§ **INSTRUCTION**
Of the lines in these entries, how many contain the string "Type"? Give the number and nothing else.

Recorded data
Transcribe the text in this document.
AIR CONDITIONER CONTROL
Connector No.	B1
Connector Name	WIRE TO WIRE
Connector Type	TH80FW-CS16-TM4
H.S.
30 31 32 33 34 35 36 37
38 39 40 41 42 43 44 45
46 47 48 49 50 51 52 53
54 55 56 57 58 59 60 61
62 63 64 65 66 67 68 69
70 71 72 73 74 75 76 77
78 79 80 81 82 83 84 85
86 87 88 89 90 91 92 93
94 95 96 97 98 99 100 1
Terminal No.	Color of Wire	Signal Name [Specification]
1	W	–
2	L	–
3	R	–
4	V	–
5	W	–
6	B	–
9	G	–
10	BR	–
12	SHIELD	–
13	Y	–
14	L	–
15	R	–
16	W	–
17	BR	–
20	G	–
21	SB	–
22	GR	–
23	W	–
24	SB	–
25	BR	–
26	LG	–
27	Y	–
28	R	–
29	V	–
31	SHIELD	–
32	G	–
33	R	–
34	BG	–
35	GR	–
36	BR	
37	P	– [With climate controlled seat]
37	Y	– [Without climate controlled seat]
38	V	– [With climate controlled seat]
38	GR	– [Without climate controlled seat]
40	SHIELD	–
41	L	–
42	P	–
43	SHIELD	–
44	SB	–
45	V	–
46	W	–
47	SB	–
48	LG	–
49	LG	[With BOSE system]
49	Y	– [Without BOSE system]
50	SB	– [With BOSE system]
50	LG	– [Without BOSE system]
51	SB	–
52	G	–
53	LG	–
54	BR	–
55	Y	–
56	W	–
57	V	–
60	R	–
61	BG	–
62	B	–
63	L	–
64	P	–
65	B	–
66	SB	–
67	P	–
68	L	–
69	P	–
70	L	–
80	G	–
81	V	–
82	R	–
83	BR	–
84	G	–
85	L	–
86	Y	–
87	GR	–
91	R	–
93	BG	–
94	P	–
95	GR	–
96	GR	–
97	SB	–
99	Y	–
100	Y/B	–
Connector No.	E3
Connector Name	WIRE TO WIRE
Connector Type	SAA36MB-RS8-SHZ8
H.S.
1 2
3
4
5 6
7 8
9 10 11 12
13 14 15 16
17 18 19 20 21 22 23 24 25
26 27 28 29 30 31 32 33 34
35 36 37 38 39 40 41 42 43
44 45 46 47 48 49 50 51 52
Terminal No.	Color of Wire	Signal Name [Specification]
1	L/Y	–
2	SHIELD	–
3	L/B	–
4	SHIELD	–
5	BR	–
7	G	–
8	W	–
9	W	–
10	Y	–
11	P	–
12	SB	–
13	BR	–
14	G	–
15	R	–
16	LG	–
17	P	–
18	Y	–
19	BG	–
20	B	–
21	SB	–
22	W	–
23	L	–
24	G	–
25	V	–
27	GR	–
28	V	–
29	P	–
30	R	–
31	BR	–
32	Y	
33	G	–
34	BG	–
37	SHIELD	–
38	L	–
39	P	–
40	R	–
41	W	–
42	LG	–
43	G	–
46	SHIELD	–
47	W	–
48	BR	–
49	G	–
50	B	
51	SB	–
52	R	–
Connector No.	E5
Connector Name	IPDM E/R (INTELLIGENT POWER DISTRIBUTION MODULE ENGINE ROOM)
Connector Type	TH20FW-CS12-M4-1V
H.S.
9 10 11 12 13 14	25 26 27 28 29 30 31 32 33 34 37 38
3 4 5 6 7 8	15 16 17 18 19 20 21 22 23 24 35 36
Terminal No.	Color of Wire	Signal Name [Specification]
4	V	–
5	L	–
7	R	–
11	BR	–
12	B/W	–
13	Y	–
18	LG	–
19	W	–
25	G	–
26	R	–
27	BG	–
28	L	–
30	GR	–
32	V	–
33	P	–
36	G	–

§ **TASK SOLUTION**
3